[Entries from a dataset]
:::::

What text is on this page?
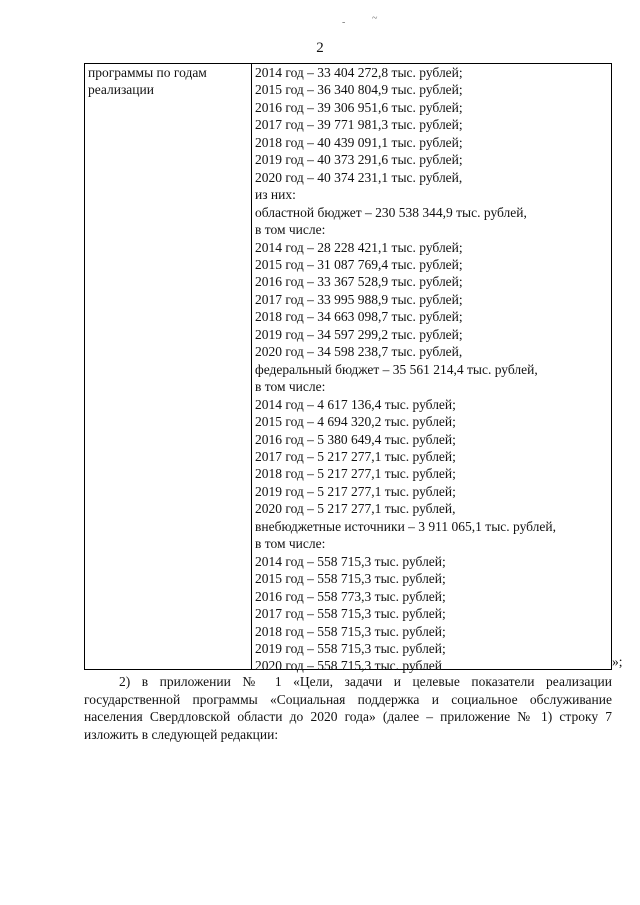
-	~
2
программы по годам
реализации
2014 год – 33 404 272,8 тыс. рублей;
2015 год – 36 340 804,9 тыс. рублей;
2016 год – 39 306 951,6 тыс. рублей;
2017 год – 39 771 981,3 тыс. рублей;
2018 год – 40 439 091,1 тыс. рублей;
2019 год – 40 373 291,6 тыс. рублей;
2020 год – 40 374 231,1 тыс. рублей,
из них:
областной бюджет – 230 538 344,9 тыс. рублей,
в том числе:
2014 год – 28 228 421,1 тыс. рублей;
2015 год – 31 087 769,4 тыс. рублей;
2016 год – 33 367 528,9 тыс. рублей;
2017 год – 33 995 988,9 тыс. рублей;
2018 год – 34 663 098,7 тыс. рублей;
2019 год – 34 597 299,2 тыс. рублей;
2020 год – 34 598 238,7 тыс. рублей,
федеральный бюджет – 35 561 214,4 тыс. рублей,
в том числе:
2014 год – 4 617 136,4 тыс. рублей;
2015 год – 4 694 320,2 тыс. рублей;
2016 год – 5 380 649,4 тыс. рублей;
2017 год – 5 217 277,1 тыс. рублей;
2018 год – 5 217 277,1 тыс. рублей;
2019 год – 5 217 277,1 тыс. рублей;
2020 год – 5 217 277,1 тыс. рублей,
внебюджетные источники – 3 911 065,1 тыс. рублей,
в том числе:
2014 год – 558 715,3 тыс. рублей;
2015 год – 558 715,3 тыс. рублей;
2016 год – 558 773,3 тыс. рублей;
2017 год – 558 715,3 тыс. рублей;
2018 год – 558 715,3 тыс. рублей;
2019 год – 558 715,3 тыс. рублей;
2020 год – 558 715,3 тыс. рублей	»;
2) в приложении № 1 «Цели, задачи и целевые показатели реализации государственной программы «Социальная поддержка и социальное обслуживание населения Свердловской области до 2020 года» (далее – приложение № 1) строку 7 изложить в следующей редакции:
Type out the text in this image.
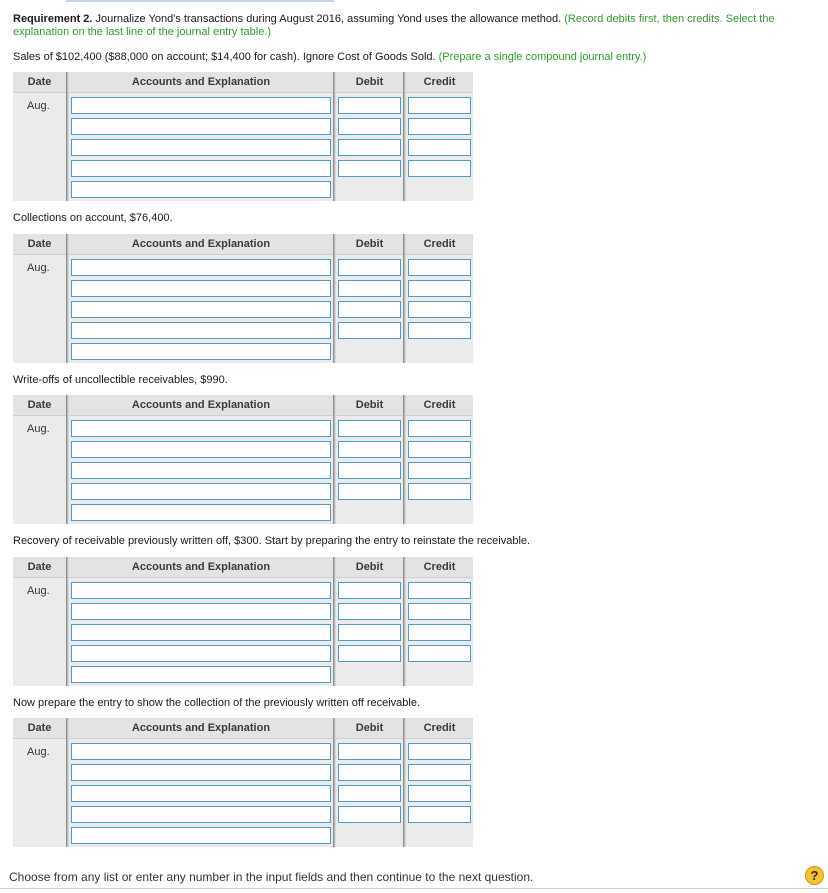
Requirement 2. Journalize Yond's transactions during August 2016, assuming Yond uses the allowance method. (Record debits first, then credits. Select the explanation on the last line of the journal entry table.)
Sales of $102,400 ($88,000 on account; $14,400 for cash). Ignore Cost of Goods Sold. (Prepare a single compound journal entry.)
Collections on account, $76,400.
Write-offs of uncollectible receivables, $990.
Recovery of receivable previously written off, $300. Start by preparing the entry to reinstate the receivable.
Now prepare the entry to show the collection of the previously written off receivable.
Date	Accounts and Explanation	Debit	Credit
Aug.
Date	Accounts and Explanation	Debit	Credit
Aug.
Date	Accounts and Explanation	Debit	Credit
Aug.
Date	Accounts and Explanation	Debit	Credit
Aug.
Date	Accounts and Explanation	Debit	Credit
Aug.
Choose from any list or enter any number in the input fields and then continue to the next question.	?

:::::

#### [Objective]
Go through the records and gather the lines that hold "реализации".

#### [Completed task]
реализации
2) в приложении № 1 «Цели, задачи и целевые показатели реализации государственной программы «Социальная поддержка и социальное обслуживание населения Свердловской области до 2020 года» (далее – приложение № 1) строку 7 изложить в следующей редакции:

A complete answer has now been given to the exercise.